Data items
..........
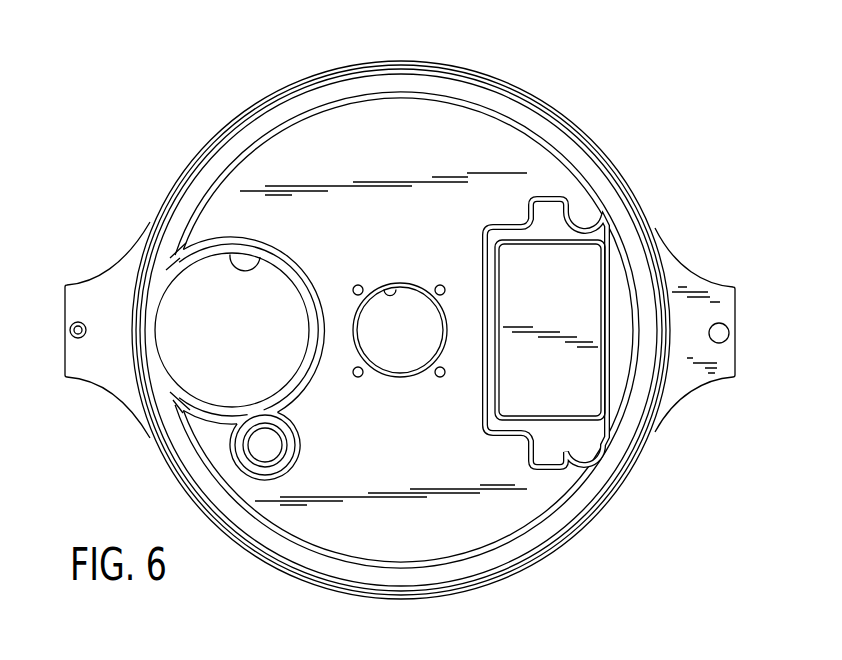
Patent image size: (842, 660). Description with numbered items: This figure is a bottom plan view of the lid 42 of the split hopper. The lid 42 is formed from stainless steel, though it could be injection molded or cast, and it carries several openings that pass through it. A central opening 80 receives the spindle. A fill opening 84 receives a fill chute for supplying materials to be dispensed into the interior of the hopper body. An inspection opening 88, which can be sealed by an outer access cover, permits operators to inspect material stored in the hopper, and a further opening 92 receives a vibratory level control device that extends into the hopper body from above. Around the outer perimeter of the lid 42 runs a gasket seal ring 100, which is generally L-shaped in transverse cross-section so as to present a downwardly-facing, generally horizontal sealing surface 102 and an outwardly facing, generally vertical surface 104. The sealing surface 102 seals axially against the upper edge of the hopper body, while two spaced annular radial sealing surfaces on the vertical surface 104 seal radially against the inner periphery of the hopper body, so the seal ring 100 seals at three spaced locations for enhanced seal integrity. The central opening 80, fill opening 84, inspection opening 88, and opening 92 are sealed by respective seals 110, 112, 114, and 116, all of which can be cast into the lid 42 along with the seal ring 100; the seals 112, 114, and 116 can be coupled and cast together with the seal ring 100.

The lid 42 is at (571, 68).
The central opening 80 is at (388, 291).
The fill opening 84 is at (264, 262).
The inspection opening 88 is at (511, 243).
The opening 92 is at (258, 448).
The gasket seal ring 100 is at (470, 94).
The sealing surface 102 is at (433, 87).
The vertical surface 104 is at (400, 71).
The seal 110 is at (408, 378).
The seal 112 is at (277, 257).
The seal 114 is at (556, 215).
The seal 116 is at (292, 419).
..........
**Set exercise**:
Transcribe every row above word for word, leaving the pictures out.

**The result**:
Patent image size: (842, 660). Description with numbered items: This figure is a bottom plan view of the lid 42 of the split hopper. The lid 42 is formed from stainless steel, though it could be injection molded or cast, and it carries several openings that pass through it. A central opening 80 receives the spindle. A fill opening 84 receives a fill chute for supplying materials to be dispensed into the interior of the hopper body. An inspection opening 88, which can be sealed by an outer access cover, permits operators to inspect material stored in the hopper, and a further opening 92 receives a vibratory level control device that extends into the hopper body from above. Around the outer perimeter of the lid 42 runs a gasket seal ring 100, which is generally L-shaped in transverse cross-section so as to present a downwardly-facing, generally horizontal sealing surface 102 and an outwardly facing, generally vertical surface 104. The sealing surface 102 seals axially against the upper edge of the hopper body, while two spaced annular radial sealing surfaces on the vertical surface 104 seal radially against the inner periphery of the hopper body, so the seal ring 100 seals at three spaced locations for enhanced seal integrity. The central opening 80, fill opening 84, inspection opening 88, and opening 92 are sealed by respective seals 110, 112, 114, and 116, all of which can be cast into the lid 42 along with the seal ring 100; the seals 112, 114, and 116 can be coupled and cast together with the seal ring 100.

The lid 42 is at (571, 68).
The central opening 80 is at (388, 291).
The fill opening 84 is at (264, 262).
The inspection opening 88 is at (511, 243).
The opening 92 is at (258, 448).
The gasket seal ring 100 is at (470, 94).
The sealing surface 102 is at (433, 87).
The vertical surface 104 is at (400, 71).
The seal 110 is at (408, 378).
The seal 112 is at (277, 257).
The seal 114 is at (556, 215).
The seal 116 is at (292, 419).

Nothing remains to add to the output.